> _WHAT IS EXPECTED_:
Print all of the entries exactly, minus the pictures.

::: EXTRACTED DATA :::

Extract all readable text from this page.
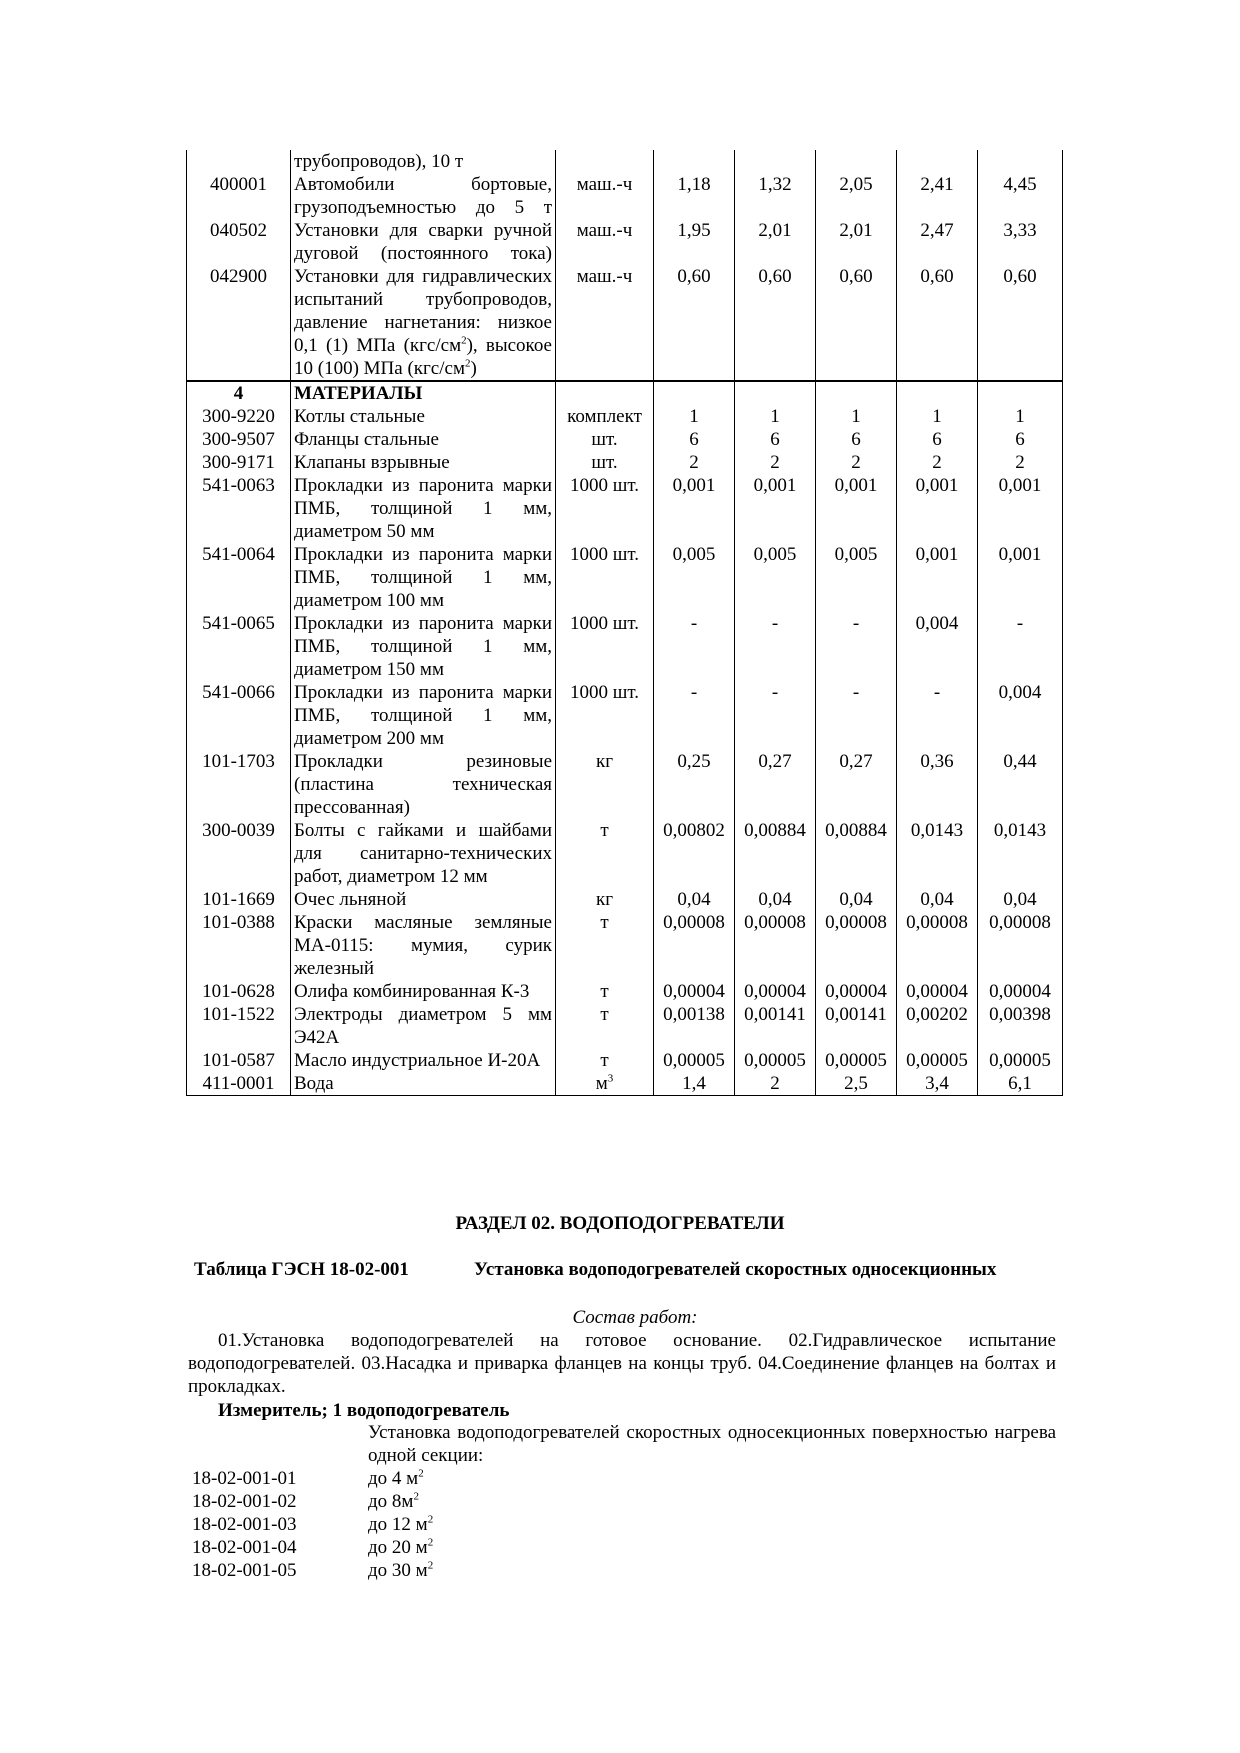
	трубопроводов), 10 т						
400001	Автомобили бортовые, грузоподъемностью до 5 т	маш.-ч	1,18	1,32	2,05	2,41	4,45
040502	Установки для сварки ручной дуговой (постоянного тока)	маш.-ч	1,95	2,01	2,01	2,47	3,33
042900	Установки для гидравлических испытаний трубопроводов, давление нагнетания: низкое 0,1 (1) МПа $(кгс/см^2)$, высокое 10 (100) МПа $(кгс/см^2)$	маш.-ч	0,60	0,60	0,60	0,60	0,60
4	МАТЕРИАЛЫ						
300-9220	Котлы стальные	комплект	1	1	1	1	1
300-9507	Фланцы стальные	шт.	6	6	6	6	6
300-9171	Клапаны взрывные	шт.	2	2	2	2	2
541-0063	Прокладки из паронита марки ПМБ, толщиной 1 мм, диаметром 50 мм	1000 шт.	0,001	0,001	0,001	0,001	0,001
541-0064	Прокладки из паронита марки ПМБ, толщиной 1 мм, диаметром 100 мм	1000 шт.	0,005	0,005	0,005	0,001	0,001
541-0065	Прокладки из паронита марки ПМБ, толщиной 1 мм, диаметром 150 мм	1000 шт.	-	-	-	0,004	-
541-0066	Прокладки из паронита марки ПМБ, толщиной 1 мм, диаметром 200 мм	1000 шт.	-	-	-	-	0,004
101-1703	Прокладки резиновые (пластина техническая прессованная)	кг	0,25	0,27	0,27	0,36	0,44
300-0039	Болты с гайками и шайбами для санитарно-технических работ, диаметром 12 мм	т	0,00802	0,00884	0,00884	0,0143	0,0143
101-1669	Очес льняной	кг	0,04	0,04	0,04	0,04	0,04
101-0388	Краски масляные земляные МА-0115: мумия, сурик железный	т	0,00008	0,00008	0,00008	0,00008	0,00008
101-0628	Олифа комбинированная К-3	т	0,00004	0,00004	0,00004	0,00004	0,00004
101-1522	Электроды диаметром 5 мм Э42А	т	0,00138	0,00141	0,00141	0,00202	0,00398
101-0587	Масло индустриальное И-20А	т	0,00005	0,00005	0,00005	0,00005	0,00005
411-0001	Вода	$м^3$	1,4	2	2,5	3,4	6,1
РАЗДЕЛ 02. ВОДОПОДОГРЕВАТЕЛИ
Таблица ГЭСН 18-02-001	Установка водоподогревателей скоростных односекционных
Состав работ:
01.Установка водоподогревателей на готовое основание. 02.Гидравлическое испытание водоподогревателей. 03.Насадка и приварка фланцев на концы труб. 04.Соединение фланцев на болтах и прокладках.
Измеритель; 1 водоподогреватель
Установка водоподогревателей скоростных односекционных поверхностью нагрева одной секции:
18-02-001-01	до 4 $м^2$
18-02-001-02	до $8м^2$
18-02-001-03	до 12 $м^2$
18-02-001-04	до 20 $м^2$
18-02-001-05	до 30 $м^2$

:::

> _RIGHT ANSWER_:
Extract all readable text from this page.
	трубопроводов), 10 т						
400001	Автомобили бортовые, грузоподъемностью до 5 т	маш.-ч	1,18	1,32	2,05	2,41	4,45
040502	Установки для сварки ручной дуговой (постоянного тока)	маш.-ч	1,95	2,01	2,01	2,47	3,33
042900	Установки для гидравлических испытаний трубопроводов, давление нагнетания: низкое 0,1 (1) МПа $(кгс/см^2)$, высокое 10 (100) МПа $(кгс/см^2)$	маш.-ч	0,60	0,60	0,60	0,60	0,60
4	МАТЕРИАЛЫ						
300-9220	Котлы стальные	комплект	1	1	1	1	1
300-9507	Фланцы стальные	шт.	6	6	6	6	6
300-9171	Клапаны взрывные	шт.	2	2	2	2	2
541-0063	Прокладки из паронита марки ПМБ, толщиной 1 мм, диаметром 50 мм	1000 шт.	0,001	0,001	0,001	0,001	0,001
541-0064	Прокладки из паронита марки ПМБ, толщиной 1 мм, диаметром 100 мм	1000 шт.	0,005	0,005	0,005	0,001	0,001
541-0065	Прокладки из паронита марки ПМБ, толщиной 1 мм, диаметром 150 мм	1000 шт.	-	-	-	0,004	-
541-0066	Прокладки из паронита марки ПМБ, толщиной 1 мм, диаметром 200 мм	1000 шт.	-	-	-	-	0,004
101-1703	Прокладки резиновые (пластина техническая прессованная)	кг	0,25	0,27	0,27	0,36	0,44
300-0039	Болты с гайками и шайбами для санитарно-технических работ, диаметром 12 мм	т	0,00802	0,00884	0,00884	0,0143	0,0143
101-1669	Очес льняной	кг	0,04	0,04	0,04	0,04	0,04
101-0388	Краски масляные земляные МА-0115: мумия, сурик железный	т	0,00008	0,00008	0,00008	0,00008	0,00008
101-0628	Олифа комбинированная К-3	т	0,00004	0,00004	0,00004	0,00004	0,00004
101-1522	Электроды диаметром 5 мм Э42А	т	0,00138	0,00141	0,00141	0,00202	0,00398
101-0587	Масло индустриальное И-20А	т	0,00005	0,00005	0,00005	0,00005	0,00005
411-0001	Вода	$м^3$	1,4	2	2,5	3,4	6,1
РАЗДЕЛ 02. ВОДОПОДОГРЕВАТЕЛИ
Таблица ГЭСН 18-02-001	Установка водоподогревателей скоростных односекционных
Состав работ:
01.Установка водоподогревателей на готовое основание. 02.Гидравлическое испытание водоподогревателей. 03.Насадка и приварка фланцев на концы труб. 04.Соединение фланцев на болтах и прокладках.
Измеритель; 1 водоподогреватель
Установка водоподогревателей скоростных односекционных поверхностью нагрева одной секции:
18-02-001-01	до 4 $м^2$
18-02-001-02	до $8м^2$
18-02-001-03	до 12 $м^2$
18-02-001-04	до 20 $м^2$
18-02-001-05	до 30 $м^2$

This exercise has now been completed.